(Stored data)
begin

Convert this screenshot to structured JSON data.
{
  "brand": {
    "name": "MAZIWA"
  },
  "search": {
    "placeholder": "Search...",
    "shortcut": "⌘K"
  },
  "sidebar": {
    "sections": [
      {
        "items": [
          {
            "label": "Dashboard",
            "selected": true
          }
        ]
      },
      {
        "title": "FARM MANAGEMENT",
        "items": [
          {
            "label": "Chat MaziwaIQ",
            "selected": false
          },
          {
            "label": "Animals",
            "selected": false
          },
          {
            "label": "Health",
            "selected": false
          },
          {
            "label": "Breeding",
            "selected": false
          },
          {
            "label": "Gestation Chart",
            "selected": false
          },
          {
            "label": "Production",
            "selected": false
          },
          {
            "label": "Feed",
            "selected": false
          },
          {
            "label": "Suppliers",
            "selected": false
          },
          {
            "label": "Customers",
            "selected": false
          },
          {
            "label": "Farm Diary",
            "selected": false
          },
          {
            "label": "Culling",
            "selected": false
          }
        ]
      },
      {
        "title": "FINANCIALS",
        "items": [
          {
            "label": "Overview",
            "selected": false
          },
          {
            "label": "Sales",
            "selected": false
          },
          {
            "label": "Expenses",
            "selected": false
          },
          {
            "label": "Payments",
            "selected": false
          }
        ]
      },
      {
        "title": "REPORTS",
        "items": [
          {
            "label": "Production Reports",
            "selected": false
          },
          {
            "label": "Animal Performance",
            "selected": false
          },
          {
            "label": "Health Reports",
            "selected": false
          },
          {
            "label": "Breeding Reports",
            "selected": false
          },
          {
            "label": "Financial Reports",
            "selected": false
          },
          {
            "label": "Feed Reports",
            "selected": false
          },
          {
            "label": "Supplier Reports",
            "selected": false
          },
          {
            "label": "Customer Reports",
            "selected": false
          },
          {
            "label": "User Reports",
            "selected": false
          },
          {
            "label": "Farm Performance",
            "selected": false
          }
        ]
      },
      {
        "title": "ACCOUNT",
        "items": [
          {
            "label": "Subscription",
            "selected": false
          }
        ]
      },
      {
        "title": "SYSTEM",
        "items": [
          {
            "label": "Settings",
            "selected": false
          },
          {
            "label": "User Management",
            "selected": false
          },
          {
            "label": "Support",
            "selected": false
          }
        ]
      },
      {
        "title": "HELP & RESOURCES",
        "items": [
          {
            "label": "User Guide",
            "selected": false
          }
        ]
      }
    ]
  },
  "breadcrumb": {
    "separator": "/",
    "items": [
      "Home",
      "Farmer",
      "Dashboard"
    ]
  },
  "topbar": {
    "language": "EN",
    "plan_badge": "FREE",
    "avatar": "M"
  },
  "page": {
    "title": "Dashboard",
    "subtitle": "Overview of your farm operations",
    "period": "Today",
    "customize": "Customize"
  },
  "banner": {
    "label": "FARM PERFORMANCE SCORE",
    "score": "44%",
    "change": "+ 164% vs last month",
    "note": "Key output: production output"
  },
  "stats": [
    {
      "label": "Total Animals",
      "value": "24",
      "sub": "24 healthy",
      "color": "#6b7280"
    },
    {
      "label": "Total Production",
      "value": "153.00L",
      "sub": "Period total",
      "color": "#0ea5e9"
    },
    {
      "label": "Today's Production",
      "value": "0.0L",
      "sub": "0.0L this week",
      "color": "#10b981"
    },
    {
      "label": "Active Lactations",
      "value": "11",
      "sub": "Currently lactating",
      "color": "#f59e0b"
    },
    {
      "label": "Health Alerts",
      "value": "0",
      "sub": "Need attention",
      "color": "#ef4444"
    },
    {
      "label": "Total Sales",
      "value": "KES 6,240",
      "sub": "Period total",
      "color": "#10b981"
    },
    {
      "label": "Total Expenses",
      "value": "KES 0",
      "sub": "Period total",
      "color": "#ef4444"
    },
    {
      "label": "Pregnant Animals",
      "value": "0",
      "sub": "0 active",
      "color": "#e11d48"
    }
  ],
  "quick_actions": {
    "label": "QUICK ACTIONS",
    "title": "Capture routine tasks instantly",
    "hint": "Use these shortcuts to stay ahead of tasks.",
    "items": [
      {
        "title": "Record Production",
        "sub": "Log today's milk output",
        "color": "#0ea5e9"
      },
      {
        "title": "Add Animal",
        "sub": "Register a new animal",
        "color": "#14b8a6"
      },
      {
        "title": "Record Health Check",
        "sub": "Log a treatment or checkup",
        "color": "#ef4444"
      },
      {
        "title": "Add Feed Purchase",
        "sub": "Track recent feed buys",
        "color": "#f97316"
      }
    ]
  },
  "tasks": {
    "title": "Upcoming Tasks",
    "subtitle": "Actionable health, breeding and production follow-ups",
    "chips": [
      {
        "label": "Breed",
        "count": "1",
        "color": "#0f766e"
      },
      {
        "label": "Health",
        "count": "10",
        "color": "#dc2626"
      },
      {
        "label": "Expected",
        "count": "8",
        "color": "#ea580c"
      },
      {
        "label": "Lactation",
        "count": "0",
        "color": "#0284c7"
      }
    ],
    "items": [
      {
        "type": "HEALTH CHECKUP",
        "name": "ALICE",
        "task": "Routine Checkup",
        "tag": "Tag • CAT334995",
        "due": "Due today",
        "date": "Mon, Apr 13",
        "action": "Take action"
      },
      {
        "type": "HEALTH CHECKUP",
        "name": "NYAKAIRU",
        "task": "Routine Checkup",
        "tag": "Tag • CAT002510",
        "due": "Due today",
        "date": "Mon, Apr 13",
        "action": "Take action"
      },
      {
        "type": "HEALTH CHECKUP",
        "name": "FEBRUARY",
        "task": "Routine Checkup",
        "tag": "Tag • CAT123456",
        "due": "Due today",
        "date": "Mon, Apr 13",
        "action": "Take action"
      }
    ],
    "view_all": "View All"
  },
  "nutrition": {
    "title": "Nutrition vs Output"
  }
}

end

* **Written task**:
Establish how many lines of the material above hold the word "value". Nothing but the count should be returned.

* **Written response**:
8